:: Record extracts

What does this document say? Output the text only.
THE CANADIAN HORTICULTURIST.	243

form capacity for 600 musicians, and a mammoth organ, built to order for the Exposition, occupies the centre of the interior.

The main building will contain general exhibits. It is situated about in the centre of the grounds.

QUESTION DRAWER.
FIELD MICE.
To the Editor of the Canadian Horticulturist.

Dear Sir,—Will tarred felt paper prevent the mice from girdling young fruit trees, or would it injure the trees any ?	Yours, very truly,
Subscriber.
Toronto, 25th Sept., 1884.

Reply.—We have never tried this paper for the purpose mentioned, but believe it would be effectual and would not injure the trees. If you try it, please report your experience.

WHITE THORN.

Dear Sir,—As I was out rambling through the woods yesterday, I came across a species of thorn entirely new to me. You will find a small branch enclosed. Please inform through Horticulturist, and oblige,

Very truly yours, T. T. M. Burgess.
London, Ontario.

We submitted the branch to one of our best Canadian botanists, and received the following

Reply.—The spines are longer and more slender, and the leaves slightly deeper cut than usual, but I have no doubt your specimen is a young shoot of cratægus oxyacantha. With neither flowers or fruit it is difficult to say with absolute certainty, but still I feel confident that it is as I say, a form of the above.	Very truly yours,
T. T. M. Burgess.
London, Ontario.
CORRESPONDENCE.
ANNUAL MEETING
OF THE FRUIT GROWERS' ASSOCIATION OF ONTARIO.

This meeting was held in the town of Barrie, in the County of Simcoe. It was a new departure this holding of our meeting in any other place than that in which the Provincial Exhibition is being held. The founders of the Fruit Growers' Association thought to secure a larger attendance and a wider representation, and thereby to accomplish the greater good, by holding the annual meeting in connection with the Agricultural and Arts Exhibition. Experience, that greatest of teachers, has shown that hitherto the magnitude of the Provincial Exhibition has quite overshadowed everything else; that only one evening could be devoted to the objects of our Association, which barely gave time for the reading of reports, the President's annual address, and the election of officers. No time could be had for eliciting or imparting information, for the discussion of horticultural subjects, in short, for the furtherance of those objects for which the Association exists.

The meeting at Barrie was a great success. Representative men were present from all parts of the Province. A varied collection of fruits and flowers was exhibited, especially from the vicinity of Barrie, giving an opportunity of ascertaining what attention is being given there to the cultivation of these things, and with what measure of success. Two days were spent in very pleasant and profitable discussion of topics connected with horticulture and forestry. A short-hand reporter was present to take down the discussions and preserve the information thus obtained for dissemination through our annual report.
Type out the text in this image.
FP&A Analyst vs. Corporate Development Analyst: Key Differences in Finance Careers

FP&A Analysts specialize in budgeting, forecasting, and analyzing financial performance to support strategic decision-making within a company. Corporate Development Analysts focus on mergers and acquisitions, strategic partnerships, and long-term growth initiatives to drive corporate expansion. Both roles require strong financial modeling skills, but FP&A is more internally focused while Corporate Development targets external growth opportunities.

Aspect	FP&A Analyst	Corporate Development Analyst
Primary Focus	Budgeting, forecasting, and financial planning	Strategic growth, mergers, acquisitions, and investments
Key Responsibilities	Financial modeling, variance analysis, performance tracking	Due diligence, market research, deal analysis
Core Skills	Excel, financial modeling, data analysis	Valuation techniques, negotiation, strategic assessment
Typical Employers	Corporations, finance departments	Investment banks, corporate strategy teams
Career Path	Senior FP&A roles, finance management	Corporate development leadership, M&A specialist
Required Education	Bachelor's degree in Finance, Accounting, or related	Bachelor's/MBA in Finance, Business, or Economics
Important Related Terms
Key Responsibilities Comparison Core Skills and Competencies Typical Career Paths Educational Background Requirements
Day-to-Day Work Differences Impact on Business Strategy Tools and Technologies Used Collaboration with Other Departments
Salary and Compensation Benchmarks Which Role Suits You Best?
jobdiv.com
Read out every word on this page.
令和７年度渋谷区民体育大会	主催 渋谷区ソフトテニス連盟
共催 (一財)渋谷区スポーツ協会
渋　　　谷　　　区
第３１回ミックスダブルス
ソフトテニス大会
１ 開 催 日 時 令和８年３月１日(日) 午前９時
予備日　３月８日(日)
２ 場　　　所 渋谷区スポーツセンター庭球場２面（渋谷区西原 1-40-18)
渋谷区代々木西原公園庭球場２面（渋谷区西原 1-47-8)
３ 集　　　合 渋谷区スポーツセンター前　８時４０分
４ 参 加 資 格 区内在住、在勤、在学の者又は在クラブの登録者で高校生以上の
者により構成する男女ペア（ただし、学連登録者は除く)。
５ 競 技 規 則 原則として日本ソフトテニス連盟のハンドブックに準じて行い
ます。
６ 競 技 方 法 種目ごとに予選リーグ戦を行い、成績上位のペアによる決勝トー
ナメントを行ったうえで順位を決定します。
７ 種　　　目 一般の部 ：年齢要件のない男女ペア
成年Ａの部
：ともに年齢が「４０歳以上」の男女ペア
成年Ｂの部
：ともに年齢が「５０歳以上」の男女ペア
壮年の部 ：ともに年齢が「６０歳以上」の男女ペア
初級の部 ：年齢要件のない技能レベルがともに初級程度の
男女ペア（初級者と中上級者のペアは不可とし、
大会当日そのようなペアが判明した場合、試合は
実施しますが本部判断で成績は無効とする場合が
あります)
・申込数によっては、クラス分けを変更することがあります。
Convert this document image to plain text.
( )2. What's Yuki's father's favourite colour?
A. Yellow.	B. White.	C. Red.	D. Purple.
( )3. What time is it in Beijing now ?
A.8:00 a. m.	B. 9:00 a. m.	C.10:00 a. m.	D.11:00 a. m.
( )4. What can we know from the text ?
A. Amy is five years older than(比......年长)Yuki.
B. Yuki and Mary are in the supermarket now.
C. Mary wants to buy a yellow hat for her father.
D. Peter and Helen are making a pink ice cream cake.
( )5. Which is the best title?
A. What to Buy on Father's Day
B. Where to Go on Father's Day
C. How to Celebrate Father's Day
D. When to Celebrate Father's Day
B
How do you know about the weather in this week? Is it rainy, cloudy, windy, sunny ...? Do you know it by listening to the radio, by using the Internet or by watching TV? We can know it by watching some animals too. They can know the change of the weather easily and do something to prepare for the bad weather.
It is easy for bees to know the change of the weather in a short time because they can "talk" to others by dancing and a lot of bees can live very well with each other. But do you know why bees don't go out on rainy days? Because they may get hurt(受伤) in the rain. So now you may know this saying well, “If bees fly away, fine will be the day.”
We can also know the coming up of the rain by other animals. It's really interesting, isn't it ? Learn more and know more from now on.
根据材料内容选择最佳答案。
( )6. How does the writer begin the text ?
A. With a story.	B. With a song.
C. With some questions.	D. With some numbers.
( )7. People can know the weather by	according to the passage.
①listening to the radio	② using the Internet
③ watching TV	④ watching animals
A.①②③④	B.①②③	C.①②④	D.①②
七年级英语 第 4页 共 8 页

::::

=== Challenge ===
Would you write down every record again, exactly?

=== Written reply ===
What does this document say? Output the text only.
THE CANADIAN HORTICULTURIST.	243

form capacity for 600 musicians, and a mammoth organ, built to order for the Exposition, occupies the centre of the interior.

The main building will contain general exhibits. It is situated about in the centre of the grounds.

QUESTION DRAWER.
FIELD MICE.
To the Editor of the Canadian Horticulturist.

Dear Sir,—Will tarred felt paper prevent the mice from girdling young fruit trees, or would it injure the trees any ?	Yours, very truly,
Subscriber.
Toronto, 25th Sept., 1884.

Reply.—We have never tried this paper for the purpose mentioned, but believe it would be effectual and would not injure the trees. If you try it, please report your experience.

WHITE THORN.

Dear Sir,—As I was out rambling through the woods yesterday, I came across a species of thorn entirely new to me. You will find a small branch enclosed. Please inform through Horticulturist, and oblige,

Very truly yours, T. T. M. Burgess.
London, Ontario.

We submitted the branch to one of our best Canadian botanists, and received the following

Reply.—The spines are longer and more slender, and the leaves slightly deeper cut than usual, but I have no doubt your specimen is a young shoot of cratægus oxyacantha. With neither flowers or fruit it is difficult to say with absolute certainty, but still I feel confident that it is as I say, a form of the above.	Very truly yours,
T. T. M. Burgess.
London, Ontario.
CORRESPONDENCE.
ANNUAL MEETING
OF THE FRUIT GROWERS' ASSOCIATION OF ONTARIO.

This meeting was held in the town of Barrie, in the County of Simcoe. It was a new departure this holding of our meeting in any other place than that in which the Provincial Exhibition is being held. The founders of the Fruit Growers' Association thought to secure a larger attendance and a wider representation, and thereby to accomplish the greater good, by holding the annual meeting in connection with the Agricultural and Arts Exhibition. Experience, that greatest of teachers, has shown that hitherto the magnitude of the Provincial Exhibition has quite overshadowed everything else; that only one evening could be devoted to the objects of our Association, which barely gave time for the reading of reports, the President's annual address, and the election of officers. No time could be had for eliciting or imparting information, for the discussion of horticultural subjects, in short, for the furtherance of those objects for which the Association exists.

The meeting at Barrie was a great success. Representative men were present from all parts of the Province. A varied collection of fruits and flowers was exhibited, especially from the vicinity of Barrie, giving an opportunity of ascertaining what attention is being given there to the cultivation of these things, and with what measure of success. Two days were spent in very pleasant and profitable discussion of topics connected with horticulture and forestry. A short-hand reporter was present to take down the discussions and preserve the information thus obtained for dissemination through our annual report.
Type out the text in this image.
FP&A Analyst vs. Corporate Development Analyst: Key Differences in Finance Careers

FP&A Analysts specialize in budgeting, forecasting, and analyzing financial performance to support strategic decision-making within a company. Corporate Development Analysts focus on mergers and acquisitions, strategic partnerships, and long-term growth initiatives to drive corporate expansion. Both roles require strong financial modeling skills, but FP&A is more internally focused while Corporate Development targets external growth opportunities.

Aspect	FP&A Analyst	Corporate Development Analyst
Primary Focus	Budgeting, forecasting, and financial planning	Strategic growth, mergers, acquisitions, and investments
Key Responsibilities	Financial modeling, variance analysis, performance tracking	Due diligence, market research, deal analysis
Core Skills	Excel, financial modeling, data analysis	Valuation techniques, negotiation, strategic assessment
Typical Employers	Corporations, finance departments	Investment banks, corporate strategy teams
Career Path	Senior FP&A roles, finance management	Corporate development leadership, M&A specialist
Required Education	Bachelor's degree in Finance, Accounting, or related	Bachelor's/MBA in Finance, Business, or Economics
Important Related Terms
Key Responsibilities Comparison Core Skills and Competencies Typical Career Paths Educational Background Requirements
Day-to-Day Work Differences Impact on Business Strategy Tools and Technologies Used Collaboration with Other Departments
Salary and Compensation Benchmarks Which Role Suits You Best?
jobdiv.com
Read out every word on this page.
令和７年度渋谷区民体育大会	主催 渋谷区ソフトテニス連盟
共催 (一財)渋谷区スポーツ協会
渋　　　谷　　　区
第３１回ミックスダブルス
ソフトテニス大会
１ 開 催 日 時 令和８年３月１日(日) 午前９時
予備日　３月８日(日)
２ 場　　　所 渋谷区スポーツセンター庭球場２面（渋谷区西原 1-40-18)
渋谷区代々木西原公園庭球場２面（渋谷区西原 1-47-8)
３ 集　　　合 渋谷区スポーツセンター前　８時４０分
４ 参 加 資 格 区内在住、在勤、在学の者又は在クラブの登録者で高校生以上の
者により構成する男女ペア（ただし、学連登録者は除く)。
５ 競 技 規 則 原則として日本ソフトテニス連盟のハンドブックに準じて行い
ます。
６ 競 技 方 法 種目ごとに予選リーグ戦を行い、成績上位のペアによる決勝トー
ナメントを行ったうえで順位を決定します。
７ 種　　　目 一般の部 ：年齢要件のない男女ペア
成年Ａの部
：ともに年齢が「４０歳以上」の男女ペア
成年Ｂの部
：ともに年齢が「５０歳以上」の男女ペア
壮年の部 ：ともに年齢が「６０歳以上」の男女ペア
初級の部 ：年齢要件のない技能レベルがともに初級程度の
男女ペア（初級者と中上級者のペアは不可とし、
大会当日そのようなペアが判明した場合、試合は
実施しますが本部判断で成績は無効とする場合が
あります)
・申込数によっては、クラス分けを変更することがあります。
Convert this document image to plain text.
( )2. What's Yuki's father's favourite colour?
A. Yellow.	B. White.	C. Red.	D. Purple.
( )3. What time is it in Beijing now ?
A.8:00 a. m.	B. 9:00 a. m.	C.10:00 a. m.	D.11:00 a. m.
( )4. What can we know from the text ?
A. Amy is five years older than(比......年长)Yuki.
B. Yuki and Mary are in the supermarket now.
C. Mary wants to buy a yellow hat for her father.
D. Peter and Helen are making a pink ice cream cake.
( )5. Which is the best title?
A. What to Buy on Father's Day
B. Where to Go on Father's Day
C. How to Celebrate Father's Day
D. When to Celebrate Father's Day
B
How do you know about the weather in this week? Is it rainy, cloudy, windy, sunny ...? Do you know it by listening to the radio, by using the Internet or by watching TV? We can know it by watching some animals too. They can know the change of the weather easily and do something to prepare for the bad weather.
It is easy for bees to know the change of the weather in a short time because they can "talk" to others by dancing and a lot of bees can live very well with each other. But do you know why bees don't go out on rainy days? Because they may get hurt(受伤) in the rain. So now you may know this saying well, “If bees fly away, fine will be the day.”
We can also know the coming up of the rain by other animals. It's really interesting, isn't it ? Learn more and know more from now on.
根据材料内容选择最佳答案。
( )6. How does the writer begin the text ?
A. With a story.	B. With a song.
C. With some questions.	D. With some numbers.
( )7. People can know the weather by	according to the passage.
①listening to the radio	② using the Internet
③ watching TV	④ watching animals
A.①②③④	B.①②③	C.①②④	D.①②
七年级英语 第 4页 共 8 页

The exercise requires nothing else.